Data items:

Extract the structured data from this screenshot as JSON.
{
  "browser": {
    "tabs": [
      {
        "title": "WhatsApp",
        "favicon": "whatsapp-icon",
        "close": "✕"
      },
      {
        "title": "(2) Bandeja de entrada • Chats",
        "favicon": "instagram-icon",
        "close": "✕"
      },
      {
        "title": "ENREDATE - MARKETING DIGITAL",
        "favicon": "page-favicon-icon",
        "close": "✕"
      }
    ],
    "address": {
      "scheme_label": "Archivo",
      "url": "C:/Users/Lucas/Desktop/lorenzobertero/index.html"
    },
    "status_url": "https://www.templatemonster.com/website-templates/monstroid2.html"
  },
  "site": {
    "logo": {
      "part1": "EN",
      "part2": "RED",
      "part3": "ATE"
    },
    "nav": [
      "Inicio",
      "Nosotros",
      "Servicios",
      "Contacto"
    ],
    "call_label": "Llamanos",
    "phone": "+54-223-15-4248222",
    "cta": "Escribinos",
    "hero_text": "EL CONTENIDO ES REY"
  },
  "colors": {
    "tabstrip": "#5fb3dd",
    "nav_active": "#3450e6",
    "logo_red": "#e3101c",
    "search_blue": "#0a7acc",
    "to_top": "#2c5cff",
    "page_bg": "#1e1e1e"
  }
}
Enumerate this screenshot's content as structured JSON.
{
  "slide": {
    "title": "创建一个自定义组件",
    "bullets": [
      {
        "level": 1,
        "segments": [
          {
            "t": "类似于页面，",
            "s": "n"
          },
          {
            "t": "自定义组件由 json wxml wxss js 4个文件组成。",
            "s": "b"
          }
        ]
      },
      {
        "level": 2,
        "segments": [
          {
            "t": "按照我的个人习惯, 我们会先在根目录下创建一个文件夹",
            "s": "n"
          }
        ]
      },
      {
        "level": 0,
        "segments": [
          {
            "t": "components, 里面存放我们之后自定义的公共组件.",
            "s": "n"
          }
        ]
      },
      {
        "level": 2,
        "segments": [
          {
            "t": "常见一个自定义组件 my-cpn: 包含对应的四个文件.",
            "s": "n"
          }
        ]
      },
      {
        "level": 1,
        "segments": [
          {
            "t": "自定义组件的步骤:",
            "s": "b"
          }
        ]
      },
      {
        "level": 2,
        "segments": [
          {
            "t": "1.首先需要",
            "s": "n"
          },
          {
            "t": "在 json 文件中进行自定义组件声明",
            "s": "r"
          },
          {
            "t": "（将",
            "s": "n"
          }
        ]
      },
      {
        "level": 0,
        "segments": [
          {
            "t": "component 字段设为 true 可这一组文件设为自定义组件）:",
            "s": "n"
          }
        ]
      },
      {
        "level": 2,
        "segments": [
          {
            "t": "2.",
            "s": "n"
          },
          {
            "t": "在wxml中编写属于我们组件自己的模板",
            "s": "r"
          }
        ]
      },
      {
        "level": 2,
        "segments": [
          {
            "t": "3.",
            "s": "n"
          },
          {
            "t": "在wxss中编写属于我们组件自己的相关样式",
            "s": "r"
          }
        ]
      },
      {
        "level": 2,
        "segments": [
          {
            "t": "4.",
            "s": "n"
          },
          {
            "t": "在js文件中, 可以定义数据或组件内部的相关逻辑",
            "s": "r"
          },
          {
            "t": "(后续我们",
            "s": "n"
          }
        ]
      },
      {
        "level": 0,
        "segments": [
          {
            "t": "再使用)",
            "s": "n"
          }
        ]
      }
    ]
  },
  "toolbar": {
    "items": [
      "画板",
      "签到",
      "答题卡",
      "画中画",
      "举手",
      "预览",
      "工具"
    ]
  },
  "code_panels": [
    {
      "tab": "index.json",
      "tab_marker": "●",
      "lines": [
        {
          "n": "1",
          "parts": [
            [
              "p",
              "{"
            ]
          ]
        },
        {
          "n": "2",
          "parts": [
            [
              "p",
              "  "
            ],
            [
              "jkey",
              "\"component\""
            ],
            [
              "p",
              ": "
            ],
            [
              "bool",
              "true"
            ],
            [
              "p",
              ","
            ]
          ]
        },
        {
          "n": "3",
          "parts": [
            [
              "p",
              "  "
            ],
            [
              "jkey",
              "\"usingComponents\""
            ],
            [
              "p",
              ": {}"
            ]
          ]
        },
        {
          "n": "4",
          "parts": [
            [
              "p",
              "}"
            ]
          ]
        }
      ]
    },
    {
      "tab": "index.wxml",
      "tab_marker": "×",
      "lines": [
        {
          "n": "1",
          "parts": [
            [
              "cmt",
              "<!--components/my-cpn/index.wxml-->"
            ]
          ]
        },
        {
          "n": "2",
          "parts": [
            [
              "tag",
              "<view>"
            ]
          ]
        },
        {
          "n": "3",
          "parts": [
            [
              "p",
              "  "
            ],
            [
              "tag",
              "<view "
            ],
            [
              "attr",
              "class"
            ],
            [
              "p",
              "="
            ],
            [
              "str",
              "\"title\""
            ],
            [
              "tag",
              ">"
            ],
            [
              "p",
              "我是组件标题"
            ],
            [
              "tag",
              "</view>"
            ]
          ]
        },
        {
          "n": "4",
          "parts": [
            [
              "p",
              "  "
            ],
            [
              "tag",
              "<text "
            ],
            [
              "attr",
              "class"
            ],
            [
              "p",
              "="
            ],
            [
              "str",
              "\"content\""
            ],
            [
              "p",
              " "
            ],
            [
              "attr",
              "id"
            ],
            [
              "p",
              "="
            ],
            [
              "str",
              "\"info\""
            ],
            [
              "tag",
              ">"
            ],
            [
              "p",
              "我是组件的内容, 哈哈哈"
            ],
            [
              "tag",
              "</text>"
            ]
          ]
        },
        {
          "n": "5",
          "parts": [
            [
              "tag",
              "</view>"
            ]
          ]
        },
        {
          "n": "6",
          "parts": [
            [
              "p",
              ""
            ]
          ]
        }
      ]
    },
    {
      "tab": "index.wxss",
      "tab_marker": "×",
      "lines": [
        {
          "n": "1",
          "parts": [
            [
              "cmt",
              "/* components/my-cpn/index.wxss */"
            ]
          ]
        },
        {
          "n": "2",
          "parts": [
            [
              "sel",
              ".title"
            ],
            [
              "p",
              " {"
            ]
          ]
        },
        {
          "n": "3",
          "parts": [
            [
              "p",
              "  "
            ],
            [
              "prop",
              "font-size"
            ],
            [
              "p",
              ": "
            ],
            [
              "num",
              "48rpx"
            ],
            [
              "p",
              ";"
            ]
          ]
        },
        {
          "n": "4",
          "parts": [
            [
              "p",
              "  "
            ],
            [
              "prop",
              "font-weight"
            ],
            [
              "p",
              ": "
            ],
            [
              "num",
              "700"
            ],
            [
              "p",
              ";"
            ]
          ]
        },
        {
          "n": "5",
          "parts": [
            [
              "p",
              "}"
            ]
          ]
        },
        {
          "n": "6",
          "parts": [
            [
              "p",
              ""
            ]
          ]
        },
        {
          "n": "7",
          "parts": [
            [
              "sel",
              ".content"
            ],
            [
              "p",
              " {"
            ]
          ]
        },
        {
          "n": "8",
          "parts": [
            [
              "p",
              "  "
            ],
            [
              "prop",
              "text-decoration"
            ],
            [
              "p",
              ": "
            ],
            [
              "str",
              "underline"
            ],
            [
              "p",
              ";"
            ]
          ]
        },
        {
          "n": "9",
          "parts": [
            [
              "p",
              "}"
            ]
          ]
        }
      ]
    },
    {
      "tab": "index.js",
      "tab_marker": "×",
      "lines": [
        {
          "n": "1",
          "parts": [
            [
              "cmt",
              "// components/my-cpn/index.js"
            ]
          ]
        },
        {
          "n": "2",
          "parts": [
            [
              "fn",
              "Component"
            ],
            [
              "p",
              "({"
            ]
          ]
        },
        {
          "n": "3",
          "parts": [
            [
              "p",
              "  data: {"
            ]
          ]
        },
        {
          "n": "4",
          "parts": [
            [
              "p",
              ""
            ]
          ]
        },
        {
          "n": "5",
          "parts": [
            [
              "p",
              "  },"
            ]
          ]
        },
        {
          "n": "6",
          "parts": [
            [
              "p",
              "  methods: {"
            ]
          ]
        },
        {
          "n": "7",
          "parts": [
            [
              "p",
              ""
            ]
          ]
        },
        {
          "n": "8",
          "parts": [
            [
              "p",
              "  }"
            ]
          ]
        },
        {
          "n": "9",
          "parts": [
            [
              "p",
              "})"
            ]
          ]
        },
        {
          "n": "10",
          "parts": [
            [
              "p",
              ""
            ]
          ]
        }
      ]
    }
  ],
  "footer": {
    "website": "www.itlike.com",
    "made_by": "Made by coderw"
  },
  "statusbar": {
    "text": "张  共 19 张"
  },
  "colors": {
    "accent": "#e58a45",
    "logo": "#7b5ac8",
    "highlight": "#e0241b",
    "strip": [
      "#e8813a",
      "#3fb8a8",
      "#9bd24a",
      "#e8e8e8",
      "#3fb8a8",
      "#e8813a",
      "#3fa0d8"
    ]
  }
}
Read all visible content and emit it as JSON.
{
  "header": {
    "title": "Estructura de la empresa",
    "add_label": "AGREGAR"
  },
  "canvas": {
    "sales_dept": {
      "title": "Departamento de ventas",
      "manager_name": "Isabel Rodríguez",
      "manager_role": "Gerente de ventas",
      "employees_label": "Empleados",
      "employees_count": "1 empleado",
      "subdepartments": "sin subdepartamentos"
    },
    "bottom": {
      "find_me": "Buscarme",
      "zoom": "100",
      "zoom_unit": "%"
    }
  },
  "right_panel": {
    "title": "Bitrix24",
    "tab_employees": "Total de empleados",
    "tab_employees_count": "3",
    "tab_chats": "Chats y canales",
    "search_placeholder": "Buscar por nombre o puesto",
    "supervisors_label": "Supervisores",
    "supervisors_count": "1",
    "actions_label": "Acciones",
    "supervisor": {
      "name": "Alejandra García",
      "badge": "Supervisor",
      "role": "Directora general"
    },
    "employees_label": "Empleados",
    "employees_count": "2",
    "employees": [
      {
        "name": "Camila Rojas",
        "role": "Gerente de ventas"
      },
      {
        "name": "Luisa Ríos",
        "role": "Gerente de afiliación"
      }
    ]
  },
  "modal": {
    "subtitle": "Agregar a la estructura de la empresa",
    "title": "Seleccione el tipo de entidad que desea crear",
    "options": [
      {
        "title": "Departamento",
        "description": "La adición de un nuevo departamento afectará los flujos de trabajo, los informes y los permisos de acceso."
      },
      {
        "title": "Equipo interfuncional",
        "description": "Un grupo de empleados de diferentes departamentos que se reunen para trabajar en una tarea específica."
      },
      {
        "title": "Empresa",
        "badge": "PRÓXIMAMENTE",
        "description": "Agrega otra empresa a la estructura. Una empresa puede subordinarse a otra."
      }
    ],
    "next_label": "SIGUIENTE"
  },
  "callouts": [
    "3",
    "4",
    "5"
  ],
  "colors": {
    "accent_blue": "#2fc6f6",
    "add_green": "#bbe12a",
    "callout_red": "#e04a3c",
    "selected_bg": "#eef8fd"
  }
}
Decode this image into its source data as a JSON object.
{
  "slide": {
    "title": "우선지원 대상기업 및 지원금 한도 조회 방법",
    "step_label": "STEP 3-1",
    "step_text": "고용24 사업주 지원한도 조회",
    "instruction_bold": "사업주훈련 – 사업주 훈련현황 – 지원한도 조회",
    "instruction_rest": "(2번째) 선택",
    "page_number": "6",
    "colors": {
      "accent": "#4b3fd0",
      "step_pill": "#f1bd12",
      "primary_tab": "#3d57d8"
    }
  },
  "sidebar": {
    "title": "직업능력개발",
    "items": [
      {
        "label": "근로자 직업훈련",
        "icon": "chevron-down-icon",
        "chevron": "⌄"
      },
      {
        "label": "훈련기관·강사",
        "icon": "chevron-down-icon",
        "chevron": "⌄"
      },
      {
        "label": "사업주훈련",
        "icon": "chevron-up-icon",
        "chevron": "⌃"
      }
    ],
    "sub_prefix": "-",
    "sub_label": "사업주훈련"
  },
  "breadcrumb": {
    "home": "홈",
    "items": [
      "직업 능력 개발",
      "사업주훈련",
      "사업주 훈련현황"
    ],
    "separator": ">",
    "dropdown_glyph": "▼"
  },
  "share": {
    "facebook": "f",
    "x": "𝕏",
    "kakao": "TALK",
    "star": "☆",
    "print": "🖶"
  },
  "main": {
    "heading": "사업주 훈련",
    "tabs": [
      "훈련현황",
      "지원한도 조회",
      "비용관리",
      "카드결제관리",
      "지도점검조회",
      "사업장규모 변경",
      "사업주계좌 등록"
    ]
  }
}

◆ Aim
Collect from the data above every line that includes "ventas".

◆ Response for this exercise
      "title": "Departamento de ventas",
      "manager_role": "Gerente de ventas",
        "role": "Gerente de ventas"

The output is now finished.